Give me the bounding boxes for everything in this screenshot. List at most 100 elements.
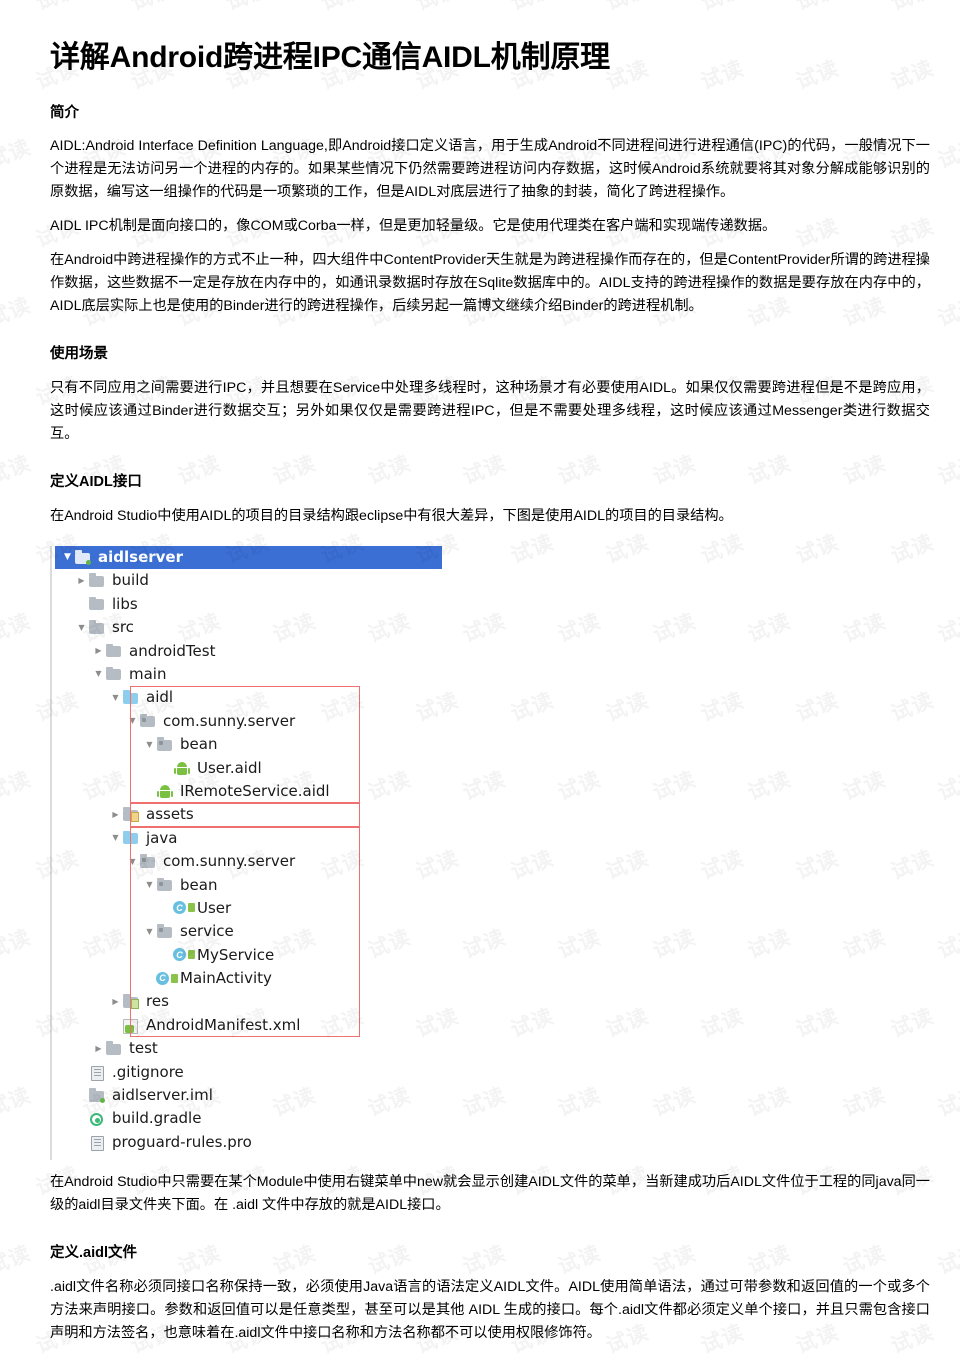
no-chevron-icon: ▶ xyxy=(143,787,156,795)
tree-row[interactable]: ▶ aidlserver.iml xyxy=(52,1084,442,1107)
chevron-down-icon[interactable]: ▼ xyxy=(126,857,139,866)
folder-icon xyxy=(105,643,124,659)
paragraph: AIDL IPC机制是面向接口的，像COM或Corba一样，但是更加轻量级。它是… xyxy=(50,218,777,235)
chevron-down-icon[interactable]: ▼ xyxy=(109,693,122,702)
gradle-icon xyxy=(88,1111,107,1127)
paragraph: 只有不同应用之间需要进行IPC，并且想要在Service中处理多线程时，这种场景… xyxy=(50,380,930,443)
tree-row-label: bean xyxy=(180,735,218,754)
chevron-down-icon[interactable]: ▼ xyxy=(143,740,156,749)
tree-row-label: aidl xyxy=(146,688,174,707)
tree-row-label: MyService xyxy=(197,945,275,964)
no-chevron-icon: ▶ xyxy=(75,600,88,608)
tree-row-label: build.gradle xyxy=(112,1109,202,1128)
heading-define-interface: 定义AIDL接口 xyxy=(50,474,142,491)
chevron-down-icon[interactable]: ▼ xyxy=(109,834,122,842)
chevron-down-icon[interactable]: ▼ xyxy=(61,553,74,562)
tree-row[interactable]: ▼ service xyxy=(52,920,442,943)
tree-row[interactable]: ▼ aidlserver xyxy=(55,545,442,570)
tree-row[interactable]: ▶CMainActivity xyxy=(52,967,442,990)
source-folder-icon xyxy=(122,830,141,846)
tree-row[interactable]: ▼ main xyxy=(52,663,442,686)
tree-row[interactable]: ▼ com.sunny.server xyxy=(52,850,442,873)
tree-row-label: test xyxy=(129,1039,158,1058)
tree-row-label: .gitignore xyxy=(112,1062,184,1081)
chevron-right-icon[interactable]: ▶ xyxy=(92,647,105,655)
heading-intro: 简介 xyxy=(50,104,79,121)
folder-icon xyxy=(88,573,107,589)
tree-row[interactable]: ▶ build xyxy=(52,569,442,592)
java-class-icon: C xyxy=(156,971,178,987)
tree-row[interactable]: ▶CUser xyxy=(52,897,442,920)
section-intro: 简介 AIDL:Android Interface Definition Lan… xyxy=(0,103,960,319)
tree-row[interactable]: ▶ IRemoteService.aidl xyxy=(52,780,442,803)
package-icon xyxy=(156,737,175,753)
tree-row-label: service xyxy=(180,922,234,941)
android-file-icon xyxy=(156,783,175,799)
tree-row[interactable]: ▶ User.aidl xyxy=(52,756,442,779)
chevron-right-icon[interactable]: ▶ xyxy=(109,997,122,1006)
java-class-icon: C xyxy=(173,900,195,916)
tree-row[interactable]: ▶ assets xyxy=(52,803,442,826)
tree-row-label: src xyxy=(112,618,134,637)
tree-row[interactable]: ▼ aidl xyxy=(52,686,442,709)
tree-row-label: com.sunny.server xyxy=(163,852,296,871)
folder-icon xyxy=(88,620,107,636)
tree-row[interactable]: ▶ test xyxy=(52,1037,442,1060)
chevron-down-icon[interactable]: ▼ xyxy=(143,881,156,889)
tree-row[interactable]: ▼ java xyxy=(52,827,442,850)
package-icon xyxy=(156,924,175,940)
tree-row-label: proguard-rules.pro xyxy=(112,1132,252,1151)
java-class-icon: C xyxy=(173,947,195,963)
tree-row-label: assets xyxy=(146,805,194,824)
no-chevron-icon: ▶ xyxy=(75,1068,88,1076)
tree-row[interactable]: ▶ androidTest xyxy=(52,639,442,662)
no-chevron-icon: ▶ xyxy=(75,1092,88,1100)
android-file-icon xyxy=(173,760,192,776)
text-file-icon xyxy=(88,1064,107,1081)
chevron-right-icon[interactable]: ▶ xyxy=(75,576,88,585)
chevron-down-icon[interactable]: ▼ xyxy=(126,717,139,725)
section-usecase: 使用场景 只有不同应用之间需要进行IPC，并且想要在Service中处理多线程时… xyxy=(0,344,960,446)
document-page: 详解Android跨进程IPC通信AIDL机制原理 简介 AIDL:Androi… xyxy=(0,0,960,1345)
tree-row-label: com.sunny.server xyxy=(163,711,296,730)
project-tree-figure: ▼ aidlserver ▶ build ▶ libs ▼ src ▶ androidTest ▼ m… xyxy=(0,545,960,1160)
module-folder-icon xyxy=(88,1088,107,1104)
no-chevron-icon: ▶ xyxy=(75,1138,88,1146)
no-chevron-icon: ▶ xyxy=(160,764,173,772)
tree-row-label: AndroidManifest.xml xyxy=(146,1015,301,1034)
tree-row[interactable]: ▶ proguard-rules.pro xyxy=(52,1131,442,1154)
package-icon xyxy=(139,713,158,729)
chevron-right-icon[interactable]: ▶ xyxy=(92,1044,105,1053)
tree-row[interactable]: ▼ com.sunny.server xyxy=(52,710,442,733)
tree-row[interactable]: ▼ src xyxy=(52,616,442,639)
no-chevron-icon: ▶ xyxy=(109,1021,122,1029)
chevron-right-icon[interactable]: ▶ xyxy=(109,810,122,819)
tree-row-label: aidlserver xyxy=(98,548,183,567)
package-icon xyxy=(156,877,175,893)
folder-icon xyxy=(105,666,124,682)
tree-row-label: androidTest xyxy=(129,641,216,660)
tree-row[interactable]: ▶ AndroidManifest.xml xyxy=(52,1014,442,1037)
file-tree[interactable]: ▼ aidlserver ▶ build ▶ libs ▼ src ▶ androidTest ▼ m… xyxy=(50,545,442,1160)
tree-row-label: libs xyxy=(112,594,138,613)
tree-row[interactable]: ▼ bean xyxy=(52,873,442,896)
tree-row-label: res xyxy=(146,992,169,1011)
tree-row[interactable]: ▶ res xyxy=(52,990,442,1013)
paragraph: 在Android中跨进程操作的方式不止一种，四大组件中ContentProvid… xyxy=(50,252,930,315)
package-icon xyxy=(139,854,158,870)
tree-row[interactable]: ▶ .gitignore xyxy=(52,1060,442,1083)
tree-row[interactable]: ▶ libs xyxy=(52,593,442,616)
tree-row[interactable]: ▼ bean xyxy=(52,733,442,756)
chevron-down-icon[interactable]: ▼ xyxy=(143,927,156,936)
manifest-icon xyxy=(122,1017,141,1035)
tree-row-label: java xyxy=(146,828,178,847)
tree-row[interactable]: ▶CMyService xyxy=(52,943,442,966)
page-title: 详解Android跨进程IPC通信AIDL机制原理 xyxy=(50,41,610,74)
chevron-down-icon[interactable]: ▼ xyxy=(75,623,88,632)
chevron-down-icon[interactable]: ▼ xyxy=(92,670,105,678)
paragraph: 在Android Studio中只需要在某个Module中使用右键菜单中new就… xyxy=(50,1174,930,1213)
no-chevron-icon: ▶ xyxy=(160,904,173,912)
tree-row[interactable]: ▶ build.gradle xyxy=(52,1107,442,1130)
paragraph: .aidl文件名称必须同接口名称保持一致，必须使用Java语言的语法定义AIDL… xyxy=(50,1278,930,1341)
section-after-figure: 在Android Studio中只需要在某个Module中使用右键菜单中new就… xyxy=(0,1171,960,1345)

---

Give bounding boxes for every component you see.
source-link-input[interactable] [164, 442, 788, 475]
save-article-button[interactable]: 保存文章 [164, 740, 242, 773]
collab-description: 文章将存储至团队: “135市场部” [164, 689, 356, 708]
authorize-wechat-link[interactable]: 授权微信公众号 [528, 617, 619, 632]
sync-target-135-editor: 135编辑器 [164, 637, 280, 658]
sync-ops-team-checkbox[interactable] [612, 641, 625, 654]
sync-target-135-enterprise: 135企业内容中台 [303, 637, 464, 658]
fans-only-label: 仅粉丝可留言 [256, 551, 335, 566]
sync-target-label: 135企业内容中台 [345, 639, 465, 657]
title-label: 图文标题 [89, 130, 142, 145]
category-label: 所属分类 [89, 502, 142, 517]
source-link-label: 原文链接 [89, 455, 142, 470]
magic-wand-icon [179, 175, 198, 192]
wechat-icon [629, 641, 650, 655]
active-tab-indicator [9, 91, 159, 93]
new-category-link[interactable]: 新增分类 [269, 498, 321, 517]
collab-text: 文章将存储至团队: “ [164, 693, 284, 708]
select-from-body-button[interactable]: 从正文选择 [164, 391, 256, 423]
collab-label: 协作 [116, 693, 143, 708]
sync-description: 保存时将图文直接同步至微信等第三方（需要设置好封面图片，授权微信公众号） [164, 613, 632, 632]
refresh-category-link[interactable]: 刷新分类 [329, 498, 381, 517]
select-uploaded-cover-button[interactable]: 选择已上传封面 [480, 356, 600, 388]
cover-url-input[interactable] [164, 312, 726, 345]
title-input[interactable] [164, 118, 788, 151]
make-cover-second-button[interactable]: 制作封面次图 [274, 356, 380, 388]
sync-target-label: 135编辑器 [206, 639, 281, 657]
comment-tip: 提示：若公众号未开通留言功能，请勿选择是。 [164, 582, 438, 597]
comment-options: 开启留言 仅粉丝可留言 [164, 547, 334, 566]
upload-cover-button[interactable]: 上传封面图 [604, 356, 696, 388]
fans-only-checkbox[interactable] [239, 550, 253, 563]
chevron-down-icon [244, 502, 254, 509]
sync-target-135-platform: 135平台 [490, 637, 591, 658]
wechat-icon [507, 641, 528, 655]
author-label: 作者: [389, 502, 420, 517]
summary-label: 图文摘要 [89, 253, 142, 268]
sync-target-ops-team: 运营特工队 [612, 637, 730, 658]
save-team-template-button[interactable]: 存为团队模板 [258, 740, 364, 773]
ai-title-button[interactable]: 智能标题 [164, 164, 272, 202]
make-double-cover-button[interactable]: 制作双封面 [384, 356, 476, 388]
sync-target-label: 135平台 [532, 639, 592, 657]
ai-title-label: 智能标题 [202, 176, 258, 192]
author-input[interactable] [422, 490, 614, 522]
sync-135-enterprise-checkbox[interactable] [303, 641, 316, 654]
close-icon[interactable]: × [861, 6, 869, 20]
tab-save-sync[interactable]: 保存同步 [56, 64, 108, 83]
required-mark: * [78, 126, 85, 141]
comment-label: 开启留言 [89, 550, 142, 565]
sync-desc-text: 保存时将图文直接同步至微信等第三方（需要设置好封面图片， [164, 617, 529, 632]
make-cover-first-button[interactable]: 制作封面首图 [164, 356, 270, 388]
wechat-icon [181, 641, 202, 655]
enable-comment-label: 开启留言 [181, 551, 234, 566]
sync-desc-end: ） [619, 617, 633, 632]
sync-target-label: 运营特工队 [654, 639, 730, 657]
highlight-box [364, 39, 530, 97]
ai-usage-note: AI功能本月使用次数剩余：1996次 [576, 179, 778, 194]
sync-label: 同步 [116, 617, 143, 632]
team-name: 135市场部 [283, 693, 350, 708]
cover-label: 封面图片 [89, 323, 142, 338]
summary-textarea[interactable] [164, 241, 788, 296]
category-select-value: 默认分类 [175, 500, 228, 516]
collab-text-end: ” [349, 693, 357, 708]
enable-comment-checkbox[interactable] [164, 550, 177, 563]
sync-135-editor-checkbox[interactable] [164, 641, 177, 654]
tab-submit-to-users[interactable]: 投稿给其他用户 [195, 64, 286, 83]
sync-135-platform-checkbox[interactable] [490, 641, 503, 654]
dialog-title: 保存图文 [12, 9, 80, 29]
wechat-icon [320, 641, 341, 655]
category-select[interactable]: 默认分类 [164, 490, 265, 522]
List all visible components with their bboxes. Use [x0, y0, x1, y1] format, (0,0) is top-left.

- **Exercise**:
Find each line in the items above that contains the string "page", and copy every such line in full.

- **Correct response**:
document-page: 详解Android跨进程IPC通信AIDL机制原理 简介 AIDL:Androi… xyxy=(0,0,960,1345)
page-title: 详解Android跨进程IPC通信AIDL机制原理 xyxy=(50,41,610,74)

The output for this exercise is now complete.